:: INFORMATION SHOWN

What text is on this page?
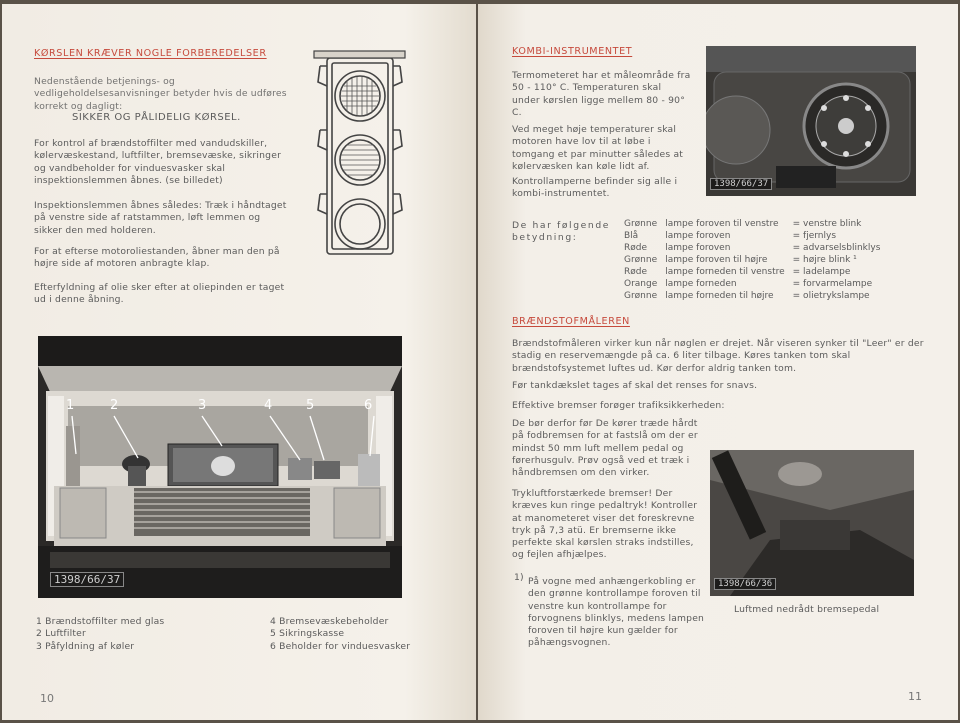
KØRSLEN KRÆVER NOGLE FORBEREDELSER
Nedenstående betjenings- og vedligeholdelsesanvisninger betyder hvis de udføres korrekt og dagligt:
SIKKER OG PÅLIDELIG KØRSEL.
For kontrol af brændstoffilter med vandudskiller, kølervæskestand, luftfilter, bremsevæske, sikringer og vandbeholder for vinduesvasker skal inspektionslemmen åbnes. (se billedet)
Inspektionslemmen åbnes således: Træk i håndtaget på venstre side af ratstammen, løft lemmen og sikker den med holderen.
For at efterse motoroliestanden, åbner man den på højre side af motoren anbragte klap.
Efterfyldning af olie sker efter at oliepinden er taget ud i denne åbning.
1	2	3	4	5	6
1398/66/37
1 Brændstoffilter med glas
2 Luftfilter
3 Påfyldning af køler
4 Bremsevæskebeholder
5 Sikringskasse
6 Beholder for vinduesvasker
10
KOMBI-INSTRUMENTET
Termometeret har et måleområde fra 50 - 110° C. Temperaturen skal under kørslen ligge mellem 80 - 90° C.
Ved meget høje temperaturer skal motoren have lov til at løbe i tomgang et par minutter således at kølervæsken kan køle lidt af.
Kontrollamperne befinder sig alle i kombi-instrumentet.
1398/66/37
De har følgende betydning:
Grønne	lampe foroven til venstre	= venstre blink
Blå	lampe foroven	= fjernlys
Røde	lampe foroven	= advarselsblinklys
Grønne	lampe foroven til højre	= højre blink ¹
Røde	lampe forneden til venstre	= ladelampe
Orange	lampe forneden	= forvarmelampe
Grønne	lampe forneden til højre	= olietrykslampe
BRÆNDSTOFMÅLEREN
Brændstofmåleren virker kun når nøglen er drejet. Når viseren synker til "Leer" er der stadig en reservemængde på ca. 6 liter tilbage. Køres tanken tom skal brændstofsystemet luftes ud. Kør derfor aldrig tanken tom.
Før tankdækslet tages af skal det renses for snavs.
Effektive bremser forøger trafiksikkerheden:
De bør derfor før De kører træde hårdt på fodbremsen for at fastslå om der er mindst 50 mm luft mellem pedal og førerhusgulv. Prøv også ved et træk i håndbremsen om den virker.
Trykluftforstærkede bremser! Der kræves kun ringe pedaltryk! Kontroller at manometeret viser det foreskrevne tryk på 7,3 atü. Er bremserne ikke perfekte skal kørslen straks indstilles, og fejlen afhjælpes.
1) På vogne med anhængerkobling er den grønne kontrollampe foroven til venstre kun kontrollampe for forvognens blinklys, medens lampen foroven til højre kun gælder for påhængsvognen.
1398/66/36
Luftmed nedrådt bremsepedal
11
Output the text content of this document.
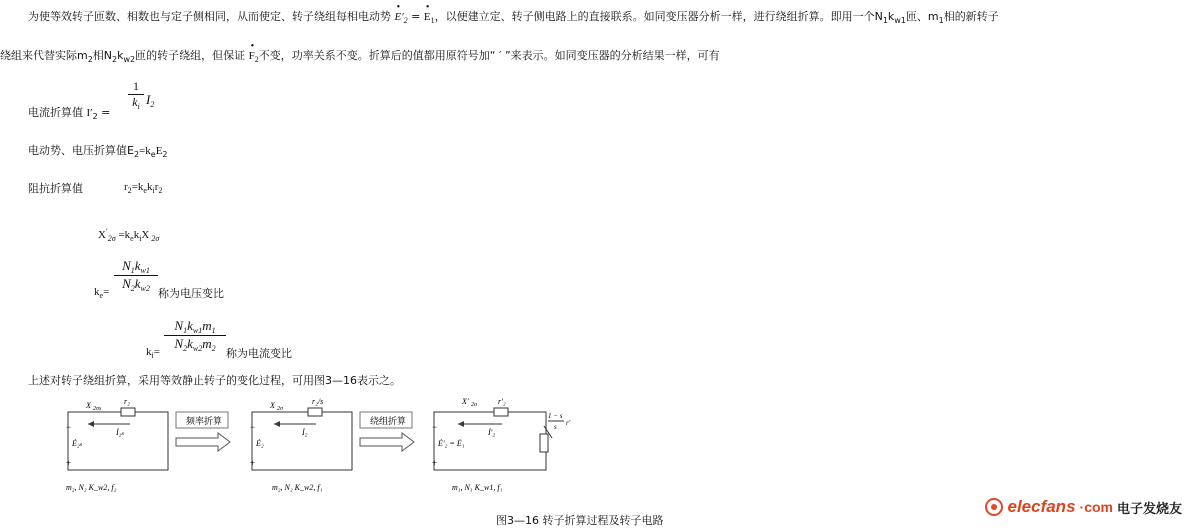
为使等效转子匝数、相数也与定子侧相同，从而使定、转子绕组每相电动势
•
$E'_2$ =
•
$E_1$，以便建立定、转子侧电路上的直接联系。如同变压器分析一样，进行绕组折算。即用一个$N_1k_{w1}$匝、$m_1$相的新转子
绕组来代替实际$m_2$相$N_2k_{w2}$匝的转子绕组，但保证
•
$F_2$不变，功率关系不变。折算后的值都用原符号加“ ′ ”来表示。如同变压器的分析结果一样，可有
电流折算值 $I'_2$ =
$\frac{1}{k_i} I_2$
电动势、电压折算值$E_2=k_eE_2$
阻抗折算值	$r_2=k_ek_ir_2$
$X'_{2\sigma} =k_ek_iX$ $_{2\sigma}$
$\frac{N_1k_{w1}}{N_2k_{w2}}$
$k_e=$	称为电压变比
$\frac{N_1k_{w1}m_1}{N_2k_{w2}m_2}$
$k_i=$	称为电流变比
上述对转子绕组折算，采用等效静止转子的变化过程，可用图3—16表示之。
X 2σs
r₂
İ₂ₛ
−
Ė₂ₛ
+
m₂, N₂ K_w2, f₂
频率折算
X 2σ
r₂/s
İ₂
−
Ė₂
+
m₂, N₂ K_w2, f₁
绕组折算
X′ 2σ	r′₂
İ′₂
−
Ė′₂ = Ė₁
+
1 − s
s r′
m₁, N₁ K_w1, f₁
图3—16 转子折算过程及转子电路
elecfans ·com 电子发烧友
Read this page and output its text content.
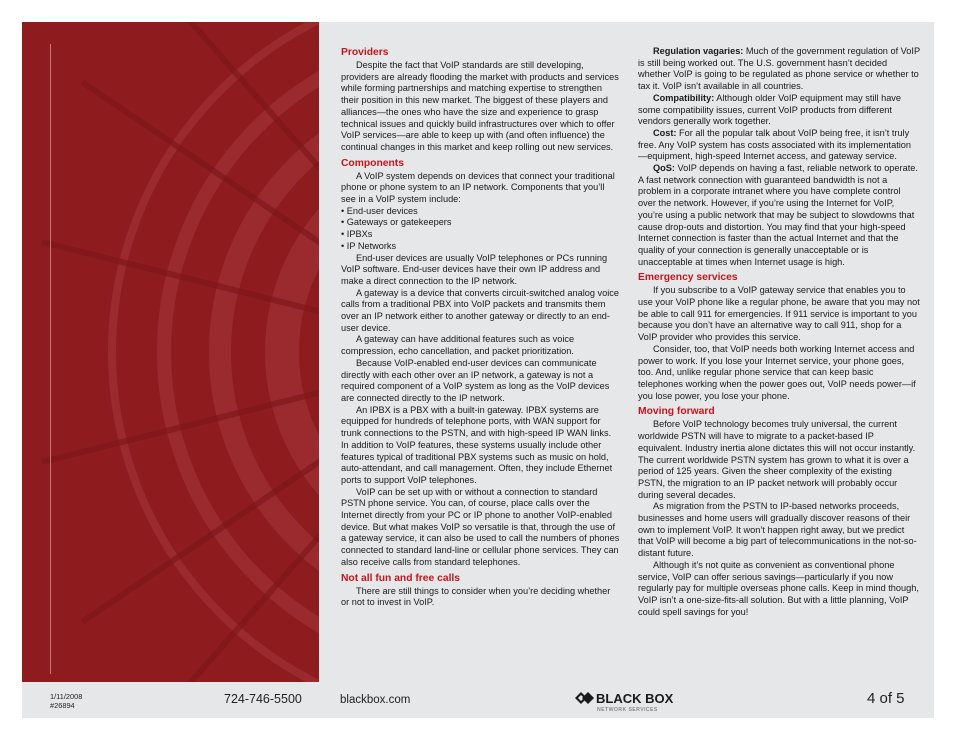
Providers

Despite the fact that VoIP standards are still developing, providers are already flooding the market with products and services while forming partnerships and matching expertise to strengthen their position in this new market. The biggest of these players and alliances—the ones who have the size and experience to grasp technical issues and quickly build infrastructures over which to offer VoIP services—are able to keep up with (and often influence) the continual changes in this market and keep rolling out new services.

Components

A VoIP system depends on devices that connect your traditional phone or phone system to an IP network. Components that you’ll see in a VoIP system include:

• End-user devices
• Gateways or gatekeepers
• IPBXs
• IP Networks

End-user devices are usually VoIP telephones or PCs running VoIP software. End-user devices have their own IP address and make a direct connection to the IP network.

A gateway is a device that converts circuit-switched analog voice calls from a traditional PBX into VoIP packets and transmits them over an IP network either to another gateway or directly to an end-user device.

A gateway can have additional features such as voice compression, echo cancellation, and packet prioritization.

Because VoIP-enabled end-user devices can communicate directly with each other over an IP network, a gateway is not a required component of a VoIP system as long as the VoIP devices are connected directly to the IP network.

An IPBX is a PBX with a built-in gateway. IPBX systems are equipped for hundreds of telephone ports, with WAN support for trunk connections to the PSTN, and with high-speed IP WAN links. In addition to VoIP features, these systems usually include other features typical of traditional PBX systems such as music on hold, auto-attendant, and call management. Often, they include Ethernet ports to support VoIP telephones.

VoIP can be set up with or without a connection to standard PSTN phone service. You can, of course, place calls over the Internet directly from your PC or IP phone to another VoIP-enabled device. But what makes VoIP so versatile is that, through the use of a gateway service, it can also be used to call the numbers of phones connected to standard land-line or cellular phone services. They can also receive calls from standard telephones.

Not all fun and free calls

There are still things to consider when you’re deciding whether or not to invest in VoIP.

Regulation vagaries: Much of the government regulation of VoIP is still being worked out. The U.S. government hasn’t decided whether VoIP is going to be regulated as phone service or whether to tax it. VoIP isn’t available in all countries.

Compatibility: Although older VoIP equipment may still have some compatibility issues, current VoIP products from different vendors generally work together.

Cost: For all the popular talk about VoIP being free, it isn’t truly free. Any VoIP system has costs associated with its implementation—equipment, high-speed Internet access, and gateway service.

QoS: VoIP depends on having a fast, reliable network to operate. A fast network connection with guaranteed bandwidth is not a problem in a corporate intranet where you have complete control over the network. However, if you’re using the Internet for VoIP, you’re using a public network that may be subject to slowdowns that cause drop-outs and distortion. You may find that your high-speed Internet connection is faster than the actual Internet and that the quality of your connection is generally unacceptable or is unacceptable at times when Internet usage is high.

Emergency services

If you subscribe to a VoIP gateway service that enables you to use your VoIP phone like a regular phone, be aware that you may not be able to call 911 for emergencies. If 911 service is important to you because you don’t have an alternative way to call 911, shop for a VoIP provider who provides this service.

Consider, too, that VoIP needs both working Internet access and power to work. If you lose your Internet service, your phone goes, too. And, unlike regular phone service that can keep basic telephones working when the power goes out, VoIP needs power—if you lose power, you lose your phone.

Moving forward

Before VoIP technology becomes truly universal, the current worldwide PSTN will have to migrate to a packet-based IP equivalent. Industry inertia alone dictates this will not occur instantly. The current worldwide PSTN system has grown to what it is over a period of 125 years. Given the sheer complexity of the existing PSTN, the migration to an IP packet network will probably occur during several decades.

As migration from the PSTN to IP-based networks proceeds, businesses and home users will gradually discover reasons of their own to implement VoIP. It won’t happen right away, but we predict that VoIP will become a big part of telecommunications in the not-so-distant future.

Although it’s not quite as convenient as conventional phone service, VoIP can offer serious savings—particularly if you now regularly pay for multiple overseas phone calls. Keep in mind though, VoIP isn’t a one-size-fits-all solution. But with a little planning, VoIP could spell savings for you!

1/11/2008
#26894	724-746-5500	blackbox.com	BLACK BOX
NETWORK SERVICES
4 of 5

::::

Only lines with the string "højre" belong in your answer; copy each one.

RESULT »
For at efterse motoroliestanden, åbner man den på højre side af motoren anbragte klap.
Grønne	lampe foroven til højre	= højre blink ¹
Grønne	lampe forneden til højre	= olietrykslampe
1) På vogne med anhængerkobling er den grønne kontrollampe foroven til venstre kun kontrollampe for forvognens blinklys, medens lampen foroven til højre kun gælder for påhængsvognen.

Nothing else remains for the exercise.